[Text to read]
· · ·

About Harriet Bouslog Sawyer

Harriet Bouslog Sawyer, JD '36, a member of the Academy of Law Alumni Fellows since 1989, was a lawyer based in Hawaii with her own law firm.

An article in the Honolulu Advertiser notes that Sawyer "was credited with helping convert Hawaii from a near-feudal society to one in which respect for civil liberties and workers' rights are paramount."

Sawyer attended Indiana University and graduated with her law degree in 1936, but left the law field in the same year for, she thought, a life as a writer. Following her professor husband to Hawaii, she was dismayed by the racially stratified society and the poor working conditions she found in the territory.

· · ·

[Aim] In the profile of Harriet Bouslog Sawyer above, which university did Sawyer attend?

[Collected data]
· · ·

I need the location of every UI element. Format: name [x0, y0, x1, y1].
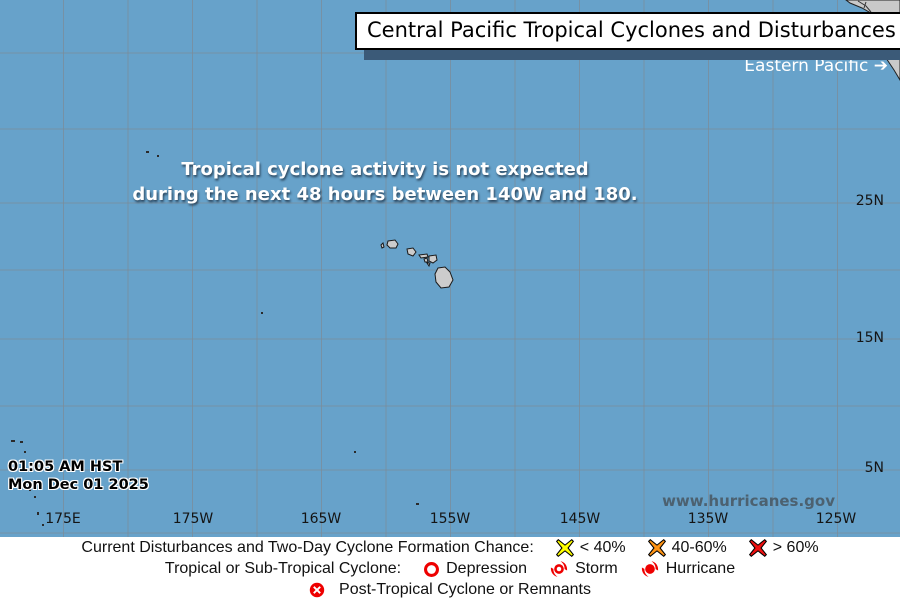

· · ·

[Final answer] Indiana University.